Dataset records: Begin
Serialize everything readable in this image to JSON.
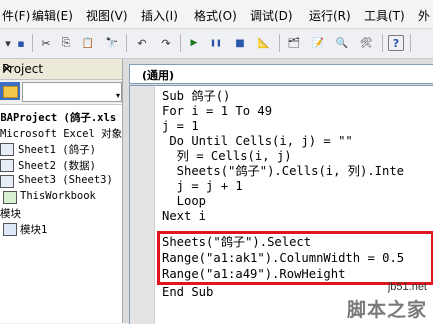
{
  "menu": {
    "items": [
      "件(F)",
      "编辑(E)",
      "视图(V)",
      "插入(I)",
      "格式(O)",
      "调试(D)",
      "运行(R)",
      "工具(T)",
      "外"
    ]
  },
  "toolbar": {
    "icons": [
      "menu-arrow-icon",
      "save-icon",
      "cut-icon",
      "copy-icon",
      "paste-icon",
      "find-icon",
      "undo-icon",
      "redo-icon",
      "run-icon",
      "break-icon",
      "reset-icon",
      "design-mode-icon",
      "project-explorer-icon",
      "properties-icon",
      "object-browser-icon",
      "toolbox-icon",
      "help-icon"
    ],
    "glyphs": [
      "▾",
      "▪",
      "✂",
      "⎘",
      "📋",
      "🔭",
      "↶",
      "↷",
      "▶",
      "❚❚",
      "■",
      "📐",
      "🗂",
      "📝",
      "🔍",
      "🛠",
      "?"
    ]
  },
  "project": {
    "title": "Project",
    "close": "✕",
    "tree": [
      "VBAProject (鸽子.xls",
      "Microsoft Excel 对象",
      "Sheet1 (鸽子)",
      "Sheet2 (数据)",
      "Sheet3 (Sheet3)",
      "ThisWorkbook",
      "模块",
      "模块1"
    ]
  },
  "editor": {
    "object_combo": "(通用)",
    "lines": [
      "Sub 鸽子()",
      "For i = 1 To 49",
      "j = 1",
      " Do Until Cells(i, j) = \"\"",
      "  列 = Cells(i, j)",
      "  Sheets(\"鸽子\").Cells(i, 列).Inte",
      "  j = j + 1",
      "  Loop",
      "Next i",
      "Sheets(\"鸽子\").Select",
      "Range(\"a1:ak1\").ColumnWidth = 0.5",
      "Range(\"a1:a49\").RowHeight",
      "End Sub"
    ]
  },
  "watermark": {
    "url": "jb51.net",
    "text": "脚本之家"
  },
  "colors": {
    "highlight": "#e0151f"
  }
}
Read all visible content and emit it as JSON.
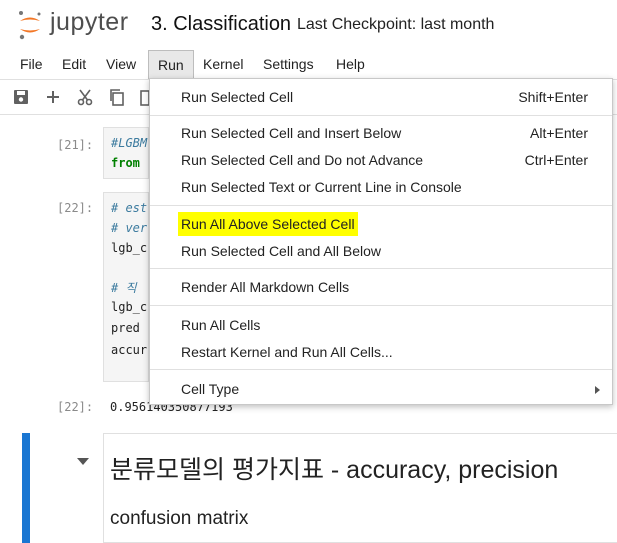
{
  "header": {
    "logo_text": "jupyter",
    "notebook_title": "3. Classification",
    "checkpoint": "Last Checkpoint: last month"
  },
  "menubar": {
    "items": [
      "File",
      "Edit",
      "View",
      "Run",
      "Kernel",
      "Settings",
      "Help"
    ],
    "active": "Run"
  },
  "toolbar": {
    "icons": [
      "save-icon",
      "add-icon",
      "cut-icon",
      "copy-icon",
      "paste-icon"
    ]
  },
  "cells": {
    "cell21": {
      "prompt": "[21]:",
      "lines": [
        "#LGBM",
        "from"
      ]
    },
    "cell22": {
      "prompt": "[22]:",
      "lines": [
        "# est",
        "# ver",
        "lgb_c",
        "# 직",
        "lgb_c",
        "pred",
        "accur"
      ],
      "output_prompt": "[22]:",
      "output": "0.956140350877193"
    },
    "markdown": {
      "heading": "분류모델의 평가지표 - accuracy, precision",
      "subheading": "confusion matrix"
    }
  },
  "run_menu": {
    "items": [
      {
        "label": "Run Selected Cell",
        "shortcut": "Shift+Enter"
      },
      {
        "label": "Run Selected Cell and Insert Below",
        "shortcut": "Alt+Enter"
      },
      {
        "label": "Run Selected Cell and Do not Advance",
        "shortcut": "Ctrl+Enter"
      },
      {
        "label": "Run Selected Text or Current Line in Console",
        "shortcut": ""
      },
      {
        "label": "Run All Above Selected Cell",
        "shortcut": ""
      },
      {
        "label": "Run Selected Cell and All Below",
        "shortcut": ""
      },
      {
        "label": "Render All Markdown Cells",
        "shortcut": ""
      },
      {
        "label": "Run All Cells",
        "shortcut": ""
      },
      {
        "label": "Restart Kernel and Run All Cells...",
        "shortcut": ""
      },
      {
        "label": "Cell Type",
        "shortcut": ""
      }
    ],
    "highlighted": "Run All Above Selected Cell",
    "highlight_color": "#ffff00"
  },
  "colors": {
    "accent": "#1976d2",
    "logo_orange": "#f37726"
  }
}
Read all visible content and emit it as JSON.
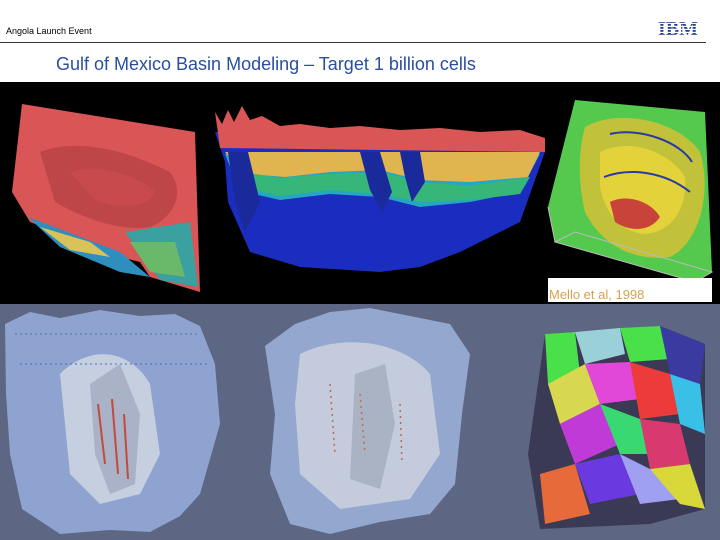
{
  "header": {
    "event_label": "Angola Launch Event",
    "logo_text": "IBM",
    "logo_icon": "ibm-striped-logo",
    "rule_color": "#333333"
  },
  "slide": {
    "title": "Gulf of Mexico Basin Modeling – Target 1 billion cells",
    "title_color": "#2a4ea0"
  },
  "figures": {
    "top_panel_background": "#000000",
    "bottom_panel_background": "#5d6683",
    "caption": "Mello et al, 1998",
    "caption_color": "#d7a24a",
    "items": [
      {
        "icon": "basin-surface-render"
      },
      {
        "icon": "basin-cross-section-render"
      },
      {
        "icon": "basin-volume-box-render"
      },
      {
        "icon": "mesh-render-left"
      },
      {
        "icon": "mesh-render-center"
      },
      {
        "icon": "partition-render"
      }
    ]
  }
}
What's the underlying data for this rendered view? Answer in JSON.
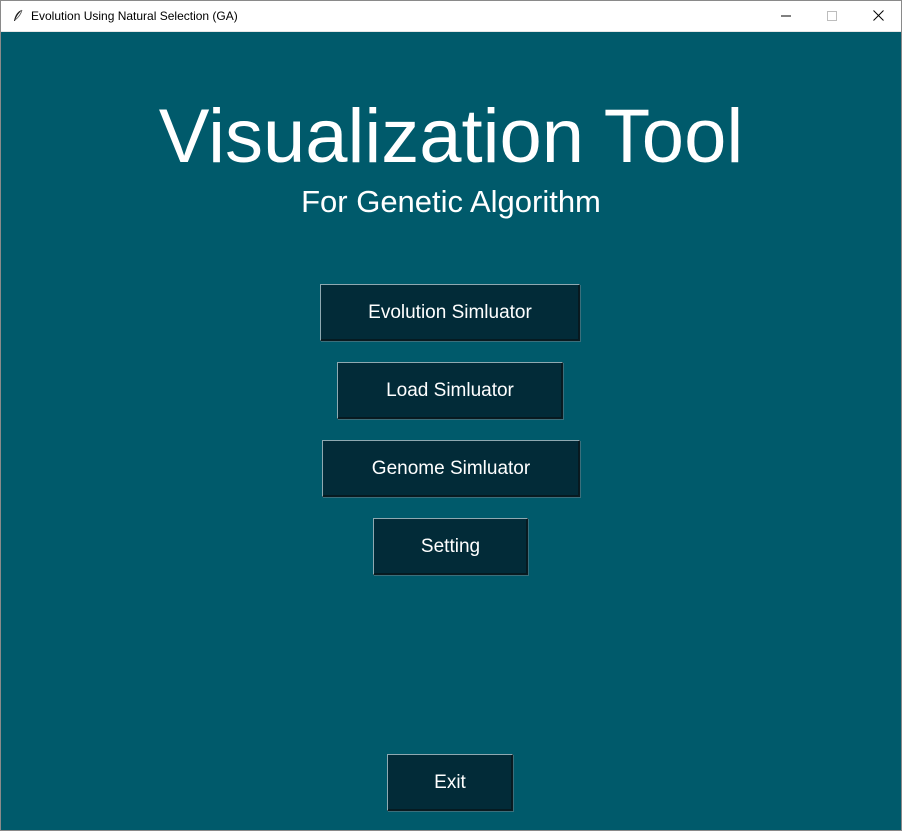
{
  "window": {
    "title": "Evolution Using Natural Selection (GA)",
    "icon": "feather-icon",
    "controls": [
      "minimize-icon",
      "maximize-icon",
      "close-icon"
    ]
  },
  "header": {
    "title": "Visualization Tool",
    "subtitle": "For Genetic Algorithm"
  },
  "menu": {
    "evolution_label": "Evolution Simluator",
    "load_label": "Load Simluator",
    "genome_label": "Genome Simluator",
    "setting_label": "Setting"
  },
  "footer": {
    "exit_label": "Exit"
  },
  "colors": {
    "background": "#005a6b",
    "button": "#022b38",
    "text": "#ffffff"
  }
}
Dataset records: End
For the entries above, return an exact copy that omits the images.

Serialize everything readable in this image to JSON.
{
  "menu": {
    "items": [
      "件(F)",
      "编辑(E)",
      "视图(V)",
      "插入(I)",
      "格式(O)",
      "调试(D)",
      "运行(R)",
      "工具(T)",
      "外"
    ]
  },
  "toolbar": {
    "icons": [
      "menu-arrow-icon",
      "save-icon",
      "cut-icon",
      "copy-icon",
      "paste-icon",
      "find-icon",
      "undo-icon",
      "redo-icon",
      "run-icon",
      "break-icon",
      "reset-icon",
      "design-mode-icon",
      "project-explorer-icon",
      "properties-icon",
      "object-browser-icon",
      "toolbox-icon",
      "help-icon"
    ],
    "glyphs": [
      "▾",
      "▪",
      "✂",
      "⎘",
      "📋",
      "🔭",
      "↶",
      "↷",
      "▶",
      "❚❚",
      "■",
      "📐",
      "🗂",
      "📝",
      "🔍",
      "🛠",
      "?"
    ]
  },
  "project": {
    "title": "Project",
    "close": "✕",
    "tree": [
      "VBAProject (鸽子.xls",
      "Microsoft Excel 对象",
      "Sheet1 (鸽子)",
      "Sheet2 (数据)",
      "Sheet3 (Sheet3)",
      "ThisWorkbook",
      "模块",
      "模块1"
    ]
  },
  "editor": {
    "object_combo": "(通用)",
    "lines": [
      "Sub 鸽子()",
      "For i = 1 To 49",
      "j = 1",
      " Do Until Cells(i, j) = \"\"",
      "  列 = Cells(i, j)",
      "  Sheets(\"鸽子\").Cells(i, 列).Inte",
      "  j = j + 1",
      "  Loop",
      "Next i",
      "Sheets(\"鸽子\").Select",
      "Range(\"a1:ak1\").ColumnWidth = 0.5",
      "Range(\"a1:a49\").RowHeight",
      "End Sub"
    ]
  },
  "watermark": {
    "url": "jb51.net",
    "text": "脚本之家"
  },
  "colors": {
    "highlight": "#e0151f"
  }
}
Read all visible content and emit it as JSON.
{
  "header": {
    "logo_text": "jupyter",
    "notebook_title": "3. Classification",
    "checkpoint": "Last Checkpoint: last month"
  },
  "menubar": {
    "items": [
      "File",
      "Edit",
      "View",
      "Run",
      "Kernel",
      "Settings",
      "Help"
    ],
    "active": "Run"
  },
  "toolbar": {
    "icons": [
      "save-icon",
      "add-icon",
      "cut-icon",
      "copy-icon",
      "paste-icon"
    ]
  },
  "cells": {
    "cell21": {
      "prompt": "[21]:",
      "lines": [
        "#LGBM",
        "from"
      ]
    },
    "cell22": {
      "prompt": "[22]:",
      "lines": [
        "# est",
        "# ver",
        "lgb_c",
        "# 직",
        "lgb_c",
        "pred",
        "accur"
      ],
      "output_prompt": "[22]:",
      "output": "0.956140350877193"
    },
    "markdown": {
      "heading": "분류모델의 평가지표 - accuracy, precision",
      "subheading": "confusion matrix"
    }
  },
  "run_menu": {
    "items": [
      {
        "label": "Run Selected Cell",
        "shortcut": "Shift+Enter"
      },
      {
        "label": "Run Selected Cell and Insert Below",
        "shortcut": "Alt+Enter"
      },
      {
        "label": "Run Selected Cell and Do not Advance",
        "shortcut": "Ctrl+Enter"
      },
      {
        "label": "Run Selected Text or Current Line in Console",
        "shortcut": ""
      },
      {
        "label": "Run All Above Selected Cell",
        "shortcut": ""
      },
      {
        "label": "Run Selected Cell and All Below",
        "shortcut": ""
      },
      {
        "label": "Render All Markdown Cells",
        "shortcut": ""
      },
      {
        "label": "Run All Cells",
        "shortcut": ""
      },
      {
        "label": "Restart Kernel and Run All Cells...",
        "shortcut": ""
      },
      {
        "label": "Cell Type",
        "shortcut": ""
      }
    ],
    "highlighted": "Run All Above Selected Cell",
    "highlight_color": "#ffff00"
  },
  "colors": {
    "accent": "#1976d2",
    "logo_orange": "#f37726"
  }
}
Read all visible content and emit it as JSON.
{
  "header": {
    "event_label": "Angola Launch Event",
    "logo_text": "IBM",
    "logo_icon": "ibm-striped-logo",
    "rule_color": "#333333"
  },
  "slide": {
    "title": "Gulf of Mexico Basin Modeling – Target 1 billion cells",
    "title_color": "#2a4ea0"
  },
  "figures": {
    "top_panel_background": "#000000",
    "bottom_panel_background": "#5d6683",
    "caption": "Mello et al, 1998",
    "caption_color": "#d7a24a",
    "items": [
      {
        "icon": "basin-surface-render"
      },
      {
        "icon": "basin-cross-section-render"
      },
      {
        "icon": "basin-volume-box-render"
      },
      {
        "icon": "mesh-render-left"
      },
      {
        "icon": "mesh-render-center"
      },
      {
        "icon": "partition-render"
      }
    ]
  }
}
What's the underlying data for this rendered view? Answer in JSON.
{
  "window": {
    "title": "Evolution Using Natural Selection (GA)",
    "icon": "feather-icon",
    "controls": [
      "minimize-icon",
      "maximize-icon",
      "close-icon"
    ]
  },
  "header": {
    "title": "Visualization Tool",
    "subtitle": "For Genetic Algorithm"
  },
  "menu": {
    "evolution_label": "Evolution Simluator",
    "load_label": "Load Simluator",
    "genome_label": "Genome Simluator",
    "setting_label": "Setting"
  },
  "footer": {
    "exit_label": "Exit"
  },
  "colors": {
    "background": "#005a6b",
    "button": "#022b38",
    "text": "#ffffff"
  }
}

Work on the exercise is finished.